__AVAILABLE DATA__.

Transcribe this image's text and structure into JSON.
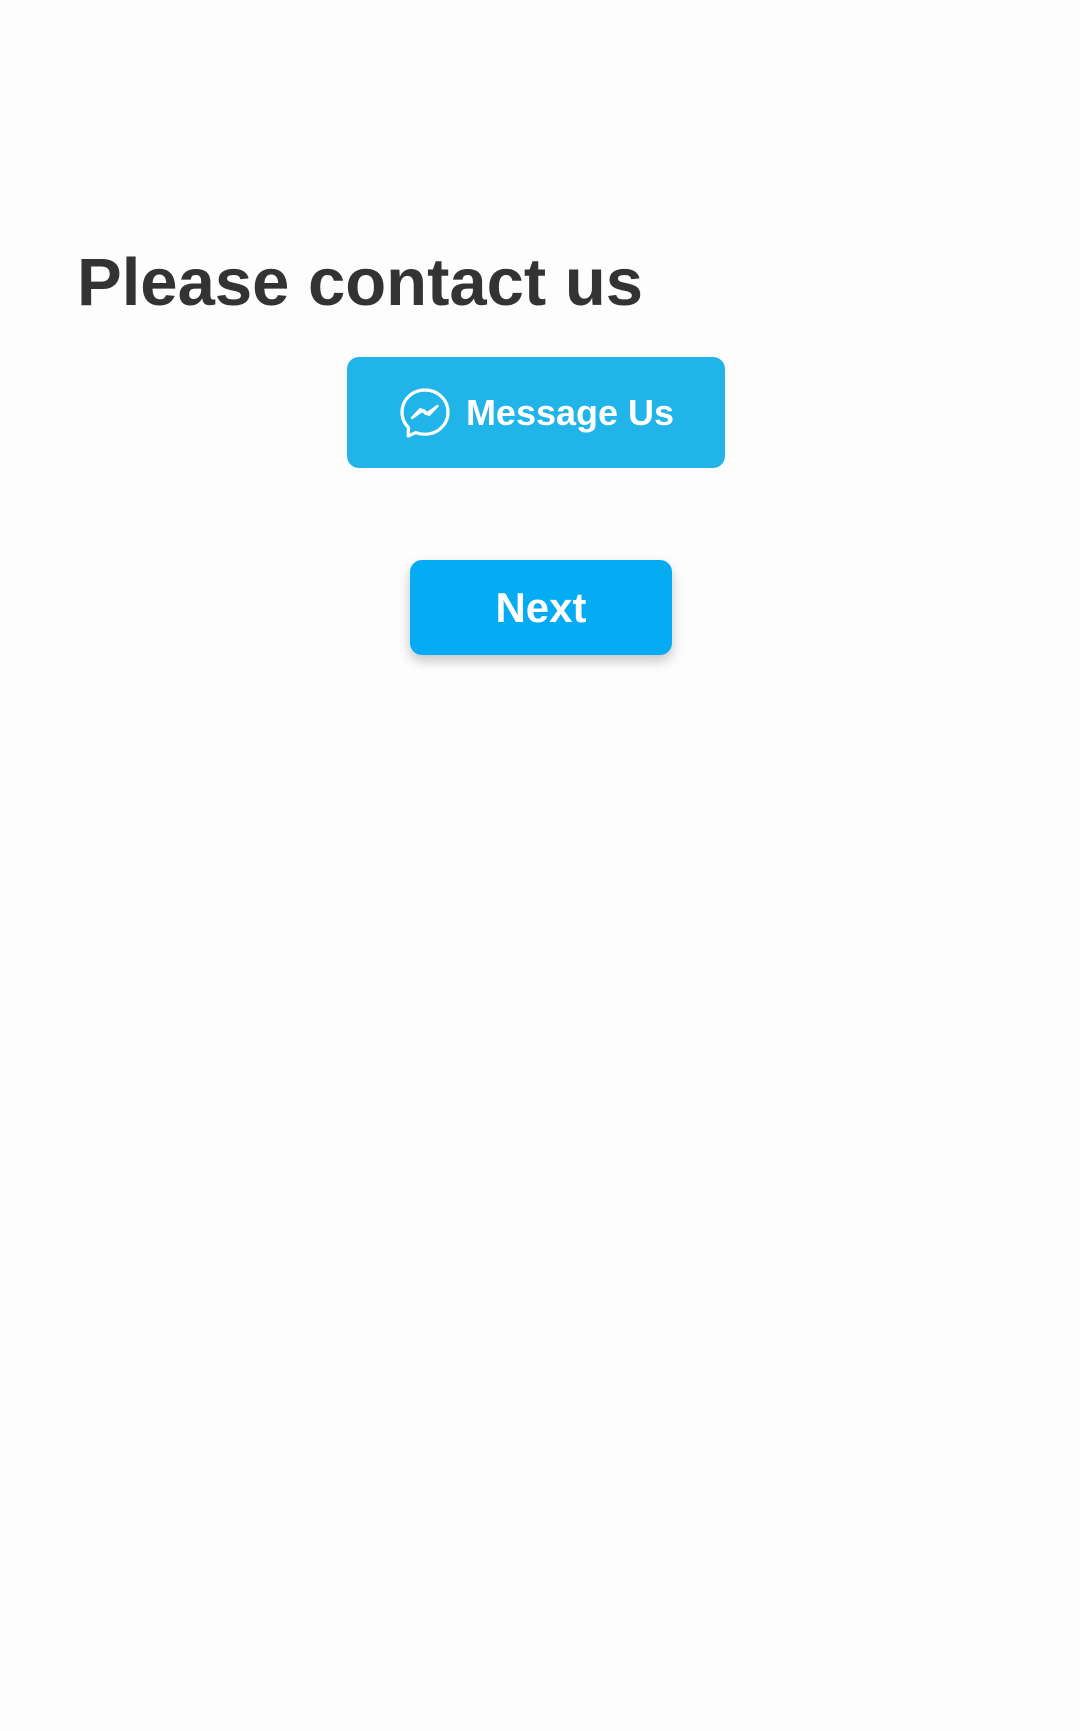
{
  "page": {
    "title": "Please contact us"
  },
  "message_button": {
    "label": "Message Us",
    "icon": "messenger-icon",
    "color": "#21b4e8"
  },
  "next_button": {
    "label": "Next",
    "color": "#05acf4"
  },
  "colors": {
    "background": "#fdfdfd",
    "title_text": "#333333",
    "button_text": "#ffffff"
  }
}
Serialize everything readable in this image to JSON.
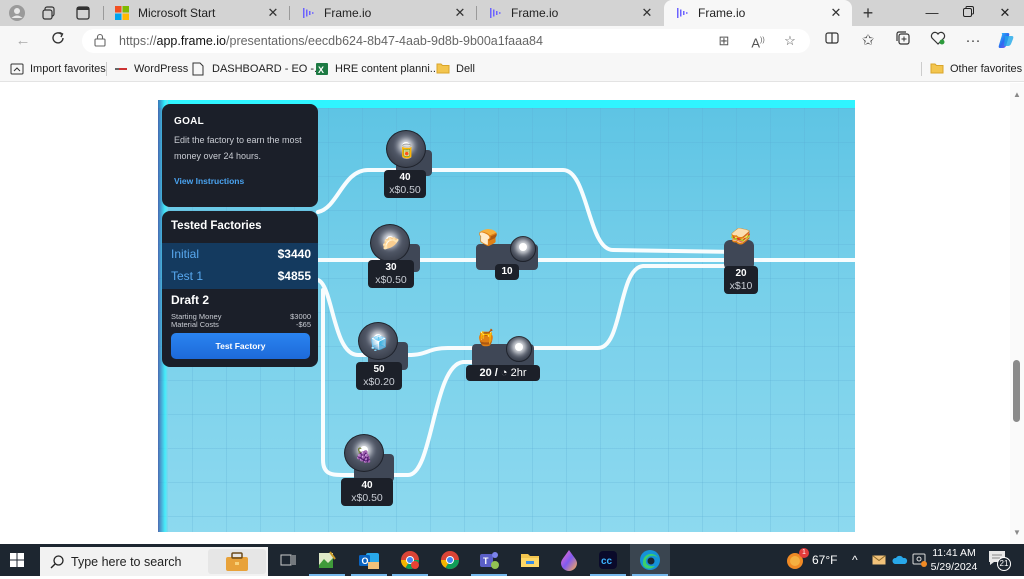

__WORK INSTRUCTIONS__.
Print the complete listing exactly, apart from any pictures.

__TASK RESPONSE__.
Transcribe this image's text and structure into JSON.
{
  "page": {
    "title": "Please contact us"
  },
  "message_button": {
    "label": "Message Us",
    "icon": "messenger-icon",
    "color": "#21b4e8"
  },
  "next_button": {
    "label": "Next",
    "color": "#05acf4"
  },
  "colors": {
    "background": "#fdfdfd",
    "title_text": "#333333",
    "button_text": "#ffffff"
  }
}
Serialize everything readable in this image to JSON.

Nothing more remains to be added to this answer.